**DATA FOR PROCESSING**

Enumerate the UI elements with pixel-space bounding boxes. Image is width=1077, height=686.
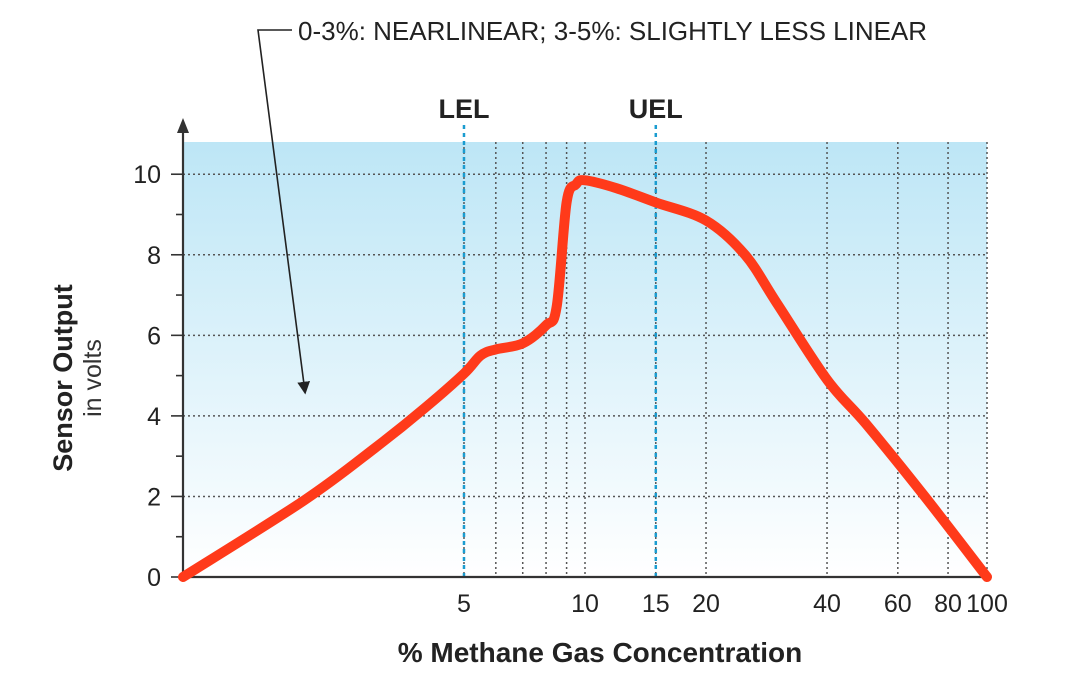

==

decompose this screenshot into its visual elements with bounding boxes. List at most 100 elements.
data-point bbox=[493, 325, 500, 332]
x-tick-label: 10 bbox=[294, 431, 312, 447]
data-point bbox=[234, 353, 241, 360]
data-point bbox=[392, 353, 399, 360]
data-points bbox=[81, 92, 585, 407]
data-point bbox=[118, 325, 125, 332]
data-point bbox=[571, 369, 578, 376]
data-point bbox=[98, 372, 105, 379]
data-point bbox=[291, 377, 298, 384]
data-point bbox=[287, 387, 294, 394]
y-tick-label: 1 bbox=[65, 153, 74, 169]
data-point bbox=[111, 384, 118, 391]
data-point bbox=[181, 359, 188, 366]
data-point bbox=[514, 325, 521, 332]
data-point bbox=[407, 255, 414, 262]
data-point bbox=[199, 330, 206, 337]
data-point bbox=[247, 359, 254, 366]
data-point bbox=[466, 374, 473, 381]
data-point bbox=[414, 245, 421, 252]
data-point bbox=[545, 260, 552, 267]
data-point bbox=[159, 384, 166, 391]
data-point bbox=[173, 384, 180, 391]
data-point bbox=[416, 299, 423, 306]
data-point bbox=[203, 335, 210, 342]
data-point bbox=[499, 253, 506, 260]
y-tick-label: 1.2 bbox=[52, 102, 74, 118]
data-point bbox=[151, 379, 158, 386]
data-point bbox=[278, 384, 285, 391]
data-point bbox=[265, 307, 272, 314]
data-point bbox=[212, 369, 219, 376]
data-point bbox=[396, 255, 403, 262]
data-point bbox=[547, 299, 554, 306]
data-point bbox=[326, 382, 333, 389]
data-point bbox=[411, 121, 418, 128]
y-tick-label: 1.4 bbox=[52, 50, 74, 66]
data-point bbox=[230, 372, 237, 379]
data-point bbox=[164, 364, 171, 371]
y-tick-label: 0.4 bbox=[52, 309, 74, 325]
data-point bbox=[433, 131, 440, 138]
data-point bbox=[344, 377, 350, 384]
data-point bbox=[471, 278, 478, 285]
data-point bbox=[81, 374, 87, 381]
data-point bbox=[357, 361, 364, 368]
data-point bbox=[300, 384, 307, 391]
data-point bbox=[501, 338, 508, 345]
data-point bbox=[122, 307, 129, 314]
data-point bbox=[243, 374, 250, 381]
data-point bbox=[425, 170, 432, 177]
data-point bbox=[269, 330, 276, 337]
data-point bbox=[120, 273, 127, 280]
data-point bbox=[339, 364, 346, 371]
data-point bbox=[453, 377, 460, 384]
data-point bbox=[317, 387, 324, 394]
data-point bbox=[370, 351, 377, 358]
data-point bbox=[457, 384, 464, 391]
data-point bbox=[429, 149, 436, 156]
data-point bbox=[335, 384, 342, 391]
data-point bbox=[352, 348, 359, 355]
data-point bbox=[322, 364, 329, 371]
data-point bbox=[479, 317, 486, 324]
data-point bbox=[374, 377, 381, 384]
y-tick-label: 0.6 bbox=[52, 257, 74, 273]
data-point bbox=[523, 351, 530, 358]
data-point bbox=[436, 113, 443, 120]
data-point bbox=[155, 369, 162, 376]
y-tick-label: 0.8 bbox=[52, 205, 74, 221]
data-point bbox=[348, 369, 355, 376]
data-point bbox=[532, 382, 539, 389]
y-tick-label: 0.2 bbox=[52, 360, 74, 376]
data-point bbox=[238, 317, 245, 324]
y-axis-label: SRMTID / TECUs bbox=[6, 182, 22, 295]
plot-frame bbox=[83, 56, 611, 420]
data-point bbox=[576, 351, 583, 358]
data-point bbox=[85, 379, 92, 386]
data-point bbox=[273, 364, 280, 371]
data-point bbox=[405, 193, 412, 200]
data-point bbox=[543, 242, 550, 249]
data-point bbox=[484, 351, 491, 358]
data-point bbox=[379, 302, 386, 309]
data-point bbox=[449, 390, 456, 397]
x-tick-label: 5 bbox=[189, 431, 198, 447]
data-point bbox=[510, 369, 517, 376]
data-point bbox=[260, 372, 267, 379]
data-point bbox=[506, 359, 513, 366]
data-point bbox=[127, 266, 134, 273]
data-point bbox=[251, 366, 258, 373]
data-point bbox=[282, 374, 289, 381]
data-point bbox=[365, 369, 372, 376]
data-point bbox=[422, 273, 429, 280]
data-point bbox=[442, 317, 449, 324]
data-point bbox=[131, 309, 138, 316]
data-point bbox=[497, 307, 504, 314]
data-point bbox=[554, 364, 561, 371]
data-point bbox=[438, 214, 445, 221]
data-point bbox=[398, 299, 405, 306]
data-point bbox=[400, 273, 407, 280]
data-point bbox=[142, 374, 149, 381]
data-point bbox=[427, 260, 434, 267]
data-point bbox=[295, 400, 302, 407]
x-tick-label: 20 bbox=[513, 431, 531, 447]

**TASK TO CARRY OUT**
Report every line of the data above that contains the string "with".

**WORKED SOLUTION**
Enumerate the UI elements with pixel-space bounding boxes. Image is width=1077, height=686.
decompose this screenshot into its visual elements with bounding boxes. List at most 100 elements.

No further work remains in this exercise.